**DIRECTION:** Scan the records for the word "JSON". Copy each line that includes it.

─── RECORDS TO USE ───

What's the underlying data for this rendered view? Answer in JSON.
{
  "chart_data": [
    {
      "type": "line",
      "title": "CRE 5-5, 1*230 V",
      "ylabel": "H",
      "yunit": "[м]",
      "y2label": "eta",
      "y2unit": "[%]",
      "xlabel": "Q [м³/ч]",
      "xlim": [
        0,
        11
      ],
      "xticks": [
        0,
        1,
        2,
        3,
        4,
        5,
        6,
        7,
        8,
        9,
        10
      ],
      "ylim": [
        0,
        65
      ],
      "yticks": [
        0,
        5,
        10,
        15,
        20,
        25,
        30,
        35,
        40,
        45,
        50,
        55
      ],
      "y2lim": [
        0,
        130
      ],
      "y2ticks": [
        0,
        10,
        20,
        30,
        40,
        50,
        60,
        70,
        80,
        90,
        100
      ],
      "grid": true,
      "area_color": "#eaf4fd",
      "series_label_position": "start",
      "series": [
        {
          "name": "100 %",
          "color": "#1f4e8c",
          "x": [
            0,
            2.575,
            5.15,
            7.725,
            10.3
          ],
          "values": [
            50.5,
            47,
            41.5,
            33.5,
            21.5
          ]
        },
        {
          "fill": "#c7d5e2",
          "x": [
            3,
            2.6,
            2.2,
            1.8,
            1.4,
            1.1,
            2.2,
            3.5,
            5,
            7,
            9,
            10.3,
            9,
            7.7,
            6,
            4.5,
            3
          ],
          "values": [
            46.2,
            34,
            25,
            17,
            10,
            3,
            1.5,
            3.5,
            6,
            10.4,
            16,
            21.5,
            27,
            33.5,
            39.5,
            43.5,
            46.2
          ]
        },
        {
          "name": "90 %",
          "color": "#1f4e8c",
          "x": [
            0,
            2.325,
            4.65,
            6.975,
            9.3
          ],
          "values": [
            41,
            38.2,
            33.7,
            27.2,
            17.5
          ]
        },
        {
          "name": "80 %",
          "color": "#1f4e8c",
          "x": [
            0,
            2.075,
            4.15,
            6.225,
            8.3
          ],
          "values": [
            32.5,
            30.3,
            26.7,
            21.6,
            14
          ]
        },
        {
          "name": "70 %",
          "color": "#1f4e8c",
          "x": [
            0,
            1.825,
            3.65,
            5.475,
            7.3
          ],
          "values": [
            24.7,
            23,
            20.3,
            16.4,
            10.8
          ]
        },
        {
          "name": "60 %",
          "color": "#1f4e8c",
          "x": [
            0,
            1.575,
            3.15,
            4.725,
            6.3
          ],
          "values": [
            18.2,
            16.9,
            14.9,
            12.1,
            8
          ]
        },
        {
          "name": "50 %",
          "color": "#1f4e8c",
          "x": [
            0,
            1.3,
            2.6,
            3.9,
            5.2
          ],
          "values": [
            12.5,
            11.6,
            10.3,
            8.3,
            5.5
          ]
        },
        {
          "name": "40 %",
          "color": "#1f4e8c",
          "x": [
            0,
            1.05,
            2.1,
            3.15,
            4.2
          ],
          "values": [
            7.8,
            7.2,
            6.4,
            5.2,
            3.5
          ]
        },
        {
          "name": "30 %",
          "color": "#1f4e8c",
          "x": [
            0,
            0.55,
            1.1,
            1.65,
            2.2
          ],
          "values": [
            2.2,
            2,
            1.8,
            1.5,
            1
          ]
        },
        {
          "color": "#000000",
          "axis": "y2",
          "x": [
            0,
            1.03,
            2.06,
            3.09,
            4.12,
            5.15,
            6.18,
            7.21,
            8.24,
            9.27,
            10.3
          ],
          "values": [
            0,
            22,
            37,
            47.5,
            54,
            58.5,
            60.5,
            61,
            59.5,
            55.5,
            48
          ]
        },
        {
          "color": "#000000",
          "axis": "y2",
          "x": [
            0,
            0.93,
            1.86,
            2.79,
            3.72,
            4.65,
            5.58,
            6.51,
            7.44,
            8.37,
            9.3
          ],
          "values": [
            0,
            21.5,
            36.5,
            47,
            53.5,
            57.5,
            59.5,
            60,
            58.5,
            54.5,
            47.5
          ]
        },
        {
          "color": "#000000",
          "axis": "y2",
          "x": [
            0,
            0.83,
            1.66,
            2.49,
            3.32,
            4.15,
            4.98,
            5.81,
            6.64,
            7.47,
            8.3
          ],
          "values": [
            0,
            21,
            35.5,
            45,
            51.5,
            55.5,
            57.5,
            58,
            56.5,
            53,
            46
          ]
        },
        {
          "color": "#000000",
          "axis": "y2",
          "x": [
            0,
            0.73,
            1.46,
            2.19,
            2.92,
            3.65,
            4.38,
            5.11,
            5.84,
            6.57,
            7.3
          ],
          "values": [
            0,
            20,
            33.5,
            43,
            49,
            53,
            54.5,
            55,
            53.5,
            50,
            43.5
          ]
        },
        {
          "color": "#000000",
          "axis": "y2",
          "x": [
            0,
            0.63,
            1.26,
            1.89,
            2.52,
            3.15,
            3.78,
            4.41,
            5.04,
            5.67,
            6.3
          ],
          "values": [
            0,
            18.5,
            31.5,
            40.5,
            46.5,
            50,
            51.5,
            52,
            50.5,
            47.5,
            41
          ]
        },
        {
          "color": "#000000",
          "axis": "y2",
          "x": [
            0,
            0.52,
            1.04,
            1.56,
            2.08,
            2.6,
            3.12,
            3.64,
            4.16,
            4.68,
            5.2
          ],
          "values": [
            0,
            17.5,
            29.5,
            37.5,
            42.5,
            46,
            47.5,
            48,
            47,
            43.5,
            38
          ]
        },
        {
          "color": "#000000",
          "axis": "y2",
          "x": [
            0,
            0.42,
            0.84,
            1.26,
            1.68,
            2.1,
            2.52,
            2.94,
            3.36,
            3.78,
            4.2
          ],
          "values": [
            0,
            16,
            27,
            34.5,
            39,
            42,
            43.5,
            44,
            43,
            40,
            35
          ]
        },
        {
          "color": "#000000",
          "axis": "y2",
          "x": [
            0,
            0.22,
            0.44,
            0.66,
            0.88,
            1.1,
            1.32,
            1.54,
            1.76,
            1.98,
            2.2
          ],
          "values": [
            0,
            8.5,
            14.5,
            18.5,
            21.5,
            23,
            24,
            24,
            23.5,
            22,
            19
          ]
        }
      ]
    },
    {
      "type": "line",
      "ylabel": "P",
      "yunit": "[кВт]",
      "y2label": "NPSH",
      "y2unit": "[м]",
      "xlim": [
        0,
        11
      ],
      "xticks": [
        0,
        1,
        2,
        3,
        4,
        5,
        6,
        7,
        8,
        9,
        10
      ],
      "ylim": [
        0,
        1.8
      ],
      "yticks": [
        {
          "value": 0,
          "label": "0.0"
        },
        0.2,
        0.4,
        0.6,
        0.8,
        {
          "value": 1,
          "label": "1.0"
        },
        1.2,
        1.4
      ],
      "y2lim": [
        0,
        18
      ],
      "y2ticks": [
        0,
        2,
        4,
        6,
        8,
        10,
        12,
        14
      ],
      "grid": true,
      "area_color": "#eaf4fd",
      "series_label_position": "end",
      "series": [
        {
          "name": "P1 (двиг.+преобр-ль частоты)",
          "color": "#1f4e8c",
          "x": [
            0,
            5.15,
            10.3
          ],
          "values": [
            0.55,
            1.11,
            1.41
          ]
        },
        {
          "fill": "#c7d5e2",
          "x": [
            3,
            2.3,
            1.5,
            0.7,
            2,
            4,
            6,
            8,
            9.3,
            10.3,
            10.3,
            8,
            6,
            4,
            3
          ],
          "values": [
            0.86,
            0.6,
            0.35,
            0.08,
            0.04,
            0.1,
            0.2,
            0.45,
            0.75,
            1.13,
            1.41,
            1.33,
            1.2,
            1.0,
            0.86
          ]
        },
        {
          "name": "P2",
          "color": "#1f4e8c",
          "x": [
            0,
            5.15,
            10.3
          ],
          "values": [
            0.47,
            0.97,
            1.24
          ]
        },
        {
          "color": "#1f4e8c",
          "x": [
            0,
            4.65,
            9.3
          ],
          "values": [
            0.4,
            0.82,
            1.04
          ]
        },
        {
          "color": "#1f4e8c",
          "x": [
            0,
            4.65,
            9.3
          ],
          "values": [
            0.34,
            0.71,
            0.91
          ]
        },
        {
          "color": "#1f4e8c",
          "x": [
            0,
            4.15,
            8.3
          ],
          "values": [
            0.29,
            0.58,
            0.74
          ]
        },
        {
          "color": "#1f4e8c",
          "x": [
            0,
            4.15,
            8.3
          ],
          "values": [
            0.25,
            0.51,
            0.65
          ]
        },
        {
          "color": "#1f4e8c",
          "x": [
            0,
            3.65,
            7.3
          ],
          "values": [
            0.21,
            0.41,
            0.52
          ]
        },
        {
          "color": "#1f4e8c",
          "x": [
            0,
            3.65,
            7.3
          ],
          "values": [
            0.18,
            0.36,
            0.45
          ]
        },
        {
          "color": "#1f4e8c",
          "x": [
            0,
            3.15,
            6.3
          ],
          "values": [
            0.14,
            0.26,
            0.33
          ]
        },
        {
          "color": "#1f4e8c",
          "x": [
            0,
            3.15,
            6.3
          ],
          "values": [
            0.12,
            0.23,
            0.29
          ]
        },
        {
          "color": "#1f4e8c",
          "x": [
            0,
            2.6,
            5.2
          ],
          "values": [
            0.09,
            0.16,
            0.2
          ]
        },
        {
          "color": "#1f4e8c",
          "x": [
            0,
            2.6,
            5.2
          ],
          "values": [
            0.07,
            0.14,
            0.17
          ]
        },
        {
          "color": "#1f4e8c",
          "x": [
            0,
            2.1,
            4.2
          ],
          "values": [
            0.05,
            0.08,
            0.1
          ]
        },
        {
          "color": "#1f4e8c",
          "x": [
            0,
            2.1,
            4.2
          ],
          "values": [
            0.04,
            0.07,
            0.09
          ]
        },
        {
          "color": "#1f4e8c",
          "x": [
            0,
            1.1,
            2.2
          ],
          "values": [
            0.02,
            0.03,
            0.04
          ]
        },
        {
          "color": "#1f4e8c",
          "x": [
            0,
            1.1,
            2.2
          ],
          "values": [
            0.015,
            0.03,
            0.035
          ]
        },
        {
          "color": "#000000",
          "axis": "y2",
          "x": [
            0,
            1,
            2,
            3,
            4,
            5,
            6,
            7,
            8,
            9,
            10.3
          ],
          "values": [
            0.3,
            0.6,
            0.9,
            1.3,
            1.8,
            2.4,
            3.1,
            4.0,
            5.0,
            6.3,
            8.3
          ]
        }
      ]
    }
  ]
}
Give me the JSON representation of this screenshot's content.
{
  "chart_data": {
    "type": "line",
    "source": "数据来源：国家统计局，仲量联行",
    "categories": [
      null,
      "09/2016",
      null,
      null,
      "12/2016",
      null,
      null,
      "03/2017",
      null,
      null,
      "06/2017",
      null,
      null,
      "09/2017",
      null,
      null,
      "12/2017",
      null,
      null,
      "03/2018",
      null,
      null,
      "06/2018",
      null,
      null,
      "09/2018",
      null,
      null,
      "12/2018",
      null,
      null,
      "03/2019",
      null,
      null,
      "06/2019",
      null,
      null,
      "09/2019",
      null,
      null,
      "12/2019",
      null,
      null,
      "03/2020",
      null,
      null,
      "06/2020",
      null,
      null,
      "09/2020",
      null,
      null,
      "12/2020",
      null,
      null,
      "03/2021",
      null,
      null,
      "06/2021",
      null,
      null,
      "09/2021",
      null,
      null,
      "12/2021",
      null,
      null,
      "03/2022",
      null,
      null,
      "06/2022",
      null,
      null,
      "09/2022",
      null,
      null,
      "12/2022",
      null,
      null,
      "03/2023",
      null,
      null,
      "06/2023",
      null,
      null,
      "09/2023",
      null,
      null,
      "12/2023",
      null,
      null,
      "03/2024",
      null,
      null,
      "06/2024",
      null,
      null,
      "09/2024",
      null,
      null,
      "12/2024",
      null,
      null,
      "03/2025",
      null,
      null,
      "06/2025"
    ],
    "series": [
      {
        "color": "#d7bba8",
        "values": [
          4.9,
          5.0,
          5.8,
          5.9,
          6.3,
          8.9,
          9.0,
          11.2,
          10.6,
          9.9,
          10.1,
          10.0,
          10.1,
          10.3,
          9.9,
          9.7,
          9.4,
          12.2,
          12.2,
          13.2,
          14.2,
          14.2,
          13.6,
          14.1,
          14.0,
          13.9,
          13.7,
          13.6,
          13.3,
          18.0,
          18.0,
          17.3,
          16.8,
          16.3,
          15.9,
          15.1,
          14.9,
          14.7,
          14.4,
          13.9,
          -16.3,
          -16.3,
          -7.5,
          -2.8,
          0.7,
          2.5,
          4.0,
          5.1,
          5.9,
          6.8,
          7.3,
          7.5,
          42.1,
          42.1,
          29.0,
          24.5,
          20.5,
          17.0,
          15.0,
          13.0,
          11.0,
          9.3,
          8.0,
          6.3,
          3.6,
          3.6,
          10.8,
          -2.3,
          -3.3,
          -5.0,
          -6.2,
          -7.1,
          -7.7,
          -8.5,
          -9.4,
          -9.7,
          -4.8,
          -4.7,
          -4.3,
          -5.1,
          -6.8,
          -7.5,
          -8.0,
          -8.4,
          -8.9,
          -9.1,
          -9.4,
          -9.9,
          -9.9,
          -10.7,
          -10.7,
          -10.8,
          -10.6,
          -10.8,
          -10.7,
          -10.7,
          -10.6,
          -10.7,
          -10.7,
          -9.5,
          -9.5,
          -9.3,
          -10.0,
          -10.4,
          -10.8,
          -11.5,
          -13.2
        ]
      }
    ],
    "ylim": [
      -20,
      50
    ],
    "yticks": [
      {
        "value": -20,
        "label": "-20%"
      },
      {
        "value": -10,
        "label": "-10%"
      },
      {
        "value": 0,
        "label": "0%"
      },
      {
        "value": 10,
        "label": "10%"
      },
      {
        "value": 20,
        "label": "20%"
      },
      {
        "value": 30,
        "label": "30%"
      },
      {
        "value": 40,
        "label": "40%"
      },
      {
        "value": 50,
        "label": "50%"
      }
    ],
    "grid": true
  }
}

───

**WRITTEN RESPONSE:**
What's the underlying data for this rendered view? Answer in JSON.
Give me the JSON representation of this screenshot's content.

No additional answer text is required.